[Task to carry out]:
Your task is to output all the records below, word for word.

## begin Material supplied

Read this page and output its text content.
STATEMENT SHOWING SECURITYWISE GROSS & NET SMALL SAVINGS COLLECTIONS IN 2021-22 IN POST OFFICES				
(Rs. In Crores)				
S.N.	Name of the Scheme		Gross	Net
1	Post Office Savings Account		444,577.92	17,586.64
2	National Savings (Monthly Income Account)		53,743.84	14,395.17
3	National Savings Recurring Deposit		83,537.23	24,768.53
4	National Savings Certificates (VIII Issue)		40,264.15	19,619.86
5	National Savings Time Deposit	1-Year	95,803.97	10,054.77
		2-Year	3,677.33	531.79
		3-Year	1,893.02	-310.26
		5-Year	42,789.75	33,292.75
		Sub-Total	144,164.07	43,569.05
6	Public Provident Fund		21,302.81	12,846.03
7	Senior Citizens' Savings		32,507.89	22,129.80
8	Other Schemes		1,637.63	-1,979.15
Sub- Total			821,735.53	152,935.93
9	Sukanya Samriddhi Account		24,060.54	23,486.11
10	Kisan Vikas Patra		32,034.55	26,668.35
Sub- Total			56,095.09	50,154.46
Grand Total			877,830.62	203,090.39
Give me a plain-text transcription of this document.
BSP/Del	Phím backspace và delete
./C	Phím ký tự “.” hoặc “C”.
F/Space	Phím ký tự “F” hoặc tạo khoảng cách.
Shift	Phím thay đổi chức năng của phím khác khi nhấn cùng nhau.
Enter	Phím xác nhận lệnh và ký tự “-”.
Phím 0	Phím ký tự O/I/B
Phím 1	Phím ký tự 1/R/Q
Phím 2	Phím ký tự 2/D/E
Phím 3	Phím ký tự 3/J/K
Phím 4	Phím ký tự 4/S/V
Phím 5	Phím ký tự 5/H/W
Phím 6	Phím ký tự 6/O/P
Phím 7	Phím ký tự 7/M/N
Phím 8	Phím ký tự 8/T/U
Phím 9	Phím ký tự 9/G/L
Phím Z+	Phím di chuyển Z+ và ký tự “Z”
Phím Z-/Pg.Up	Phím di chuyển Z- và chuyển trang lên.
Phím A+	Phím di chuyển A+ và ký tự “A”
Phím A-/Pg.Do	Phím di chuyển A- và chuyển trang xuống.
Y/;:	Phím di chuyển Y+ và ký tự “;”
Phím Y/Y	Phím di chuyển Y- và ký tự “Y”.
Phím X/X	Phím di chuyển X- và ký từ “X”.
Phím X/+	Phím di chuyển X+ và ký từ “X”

## end Material supplied

[Reply to the exercise]:
Read this page and output its text content.
STATEMENT SHOWING SECURITYWISE GROSS & NET SMALL SAVINGS COLLECTIONS IN 2021-22 IN POST OFFICES				
(Rs. In Crores)				
S.N.	Name of the Scheme		Gross	Net
1	Post Office Savings Account		444,577.92	17,586.64
2	National Savings (Monthly Income Account)		53,743.84	14,395.17
3	National Savings Recurring Deposit		83,537.23	24,768.53
4	National Savings Certificates (VIII Issue)		40,264.15	19,619.86
5	National Savings Time Deposit	1-Year	95,803.97	10,054.77
		2-Year	3,677.33	531.79
		3-Year	1,893.02	-310.26
		5-Year	42,789.75	33,292.75
		Sub-Total	144,164.07	43,569.05
6	Public Provident Fund		21,302.81	12,846.03
7	Senior Citizens' Savings		32,507.89	22,129.80
8	Other Schemes		1,637.63	-1,979.15
Sub- Total			821,735.53	152,935.93
9	Sukanya Samriddhi Account		24,060.54	23,486.11
10	Kisan Vikas Patra		32,034.55	26,668.35
Sub- Total			56,095.09	50,154.46
Grand Total			877,830.62	203,090.39
Give me a plain-text transcription of this document.
BSP/Del	Phím backspace và delete
./C	Phím ký tự “.” hoặc “C”.
F/Space	Phím ký tự “F” hoặc tạo khoảng cách.
Shift	Phím thay đổi chức năng của phím khác khi nhấn cùng nhau.
Enter	Phím xác nhận lệnh và ký tự “-”.
Phím 0	Phím ký tự O/I/B
Phím 1	Phím ký tự 1/R/Q
Phím 2	Phím ký tự 2/D/E
Phím 3	Phím ký tự 3/J/K
Phím 4	Phím ký tự 4/S/V
Phím 5	Phím ký tự 5/H/W
Phím 6	Phím ký tự 6/O/P
Phím 7	Phím ký tự 7/M/N
Phím 8	Phím ký tự 8/T/U
Phím 9	Phím ký tự 9/G/L
Phím Z+	Phím di chuyển Z+ và ký tự “Z”
Phím Z-/Pg.Up	Phím di chuyển Z- và chuyển trang lên.
Phím A+	Phím di chuyển A+ và ký tự “A”
Phím A-/Pg.Do	Phím di chuyển A- và chuyển trang xuống.
Y/;:	Phím di chuyển Y+ và ký tự “;”
Phím Y/Y	Phím di chuyển Y- và ký tự “Y”.
Phím X/X	Phím di chuyển X- và ký từ “X”.
Phím X/+	Phím di chuyển X+ và ký từ “X”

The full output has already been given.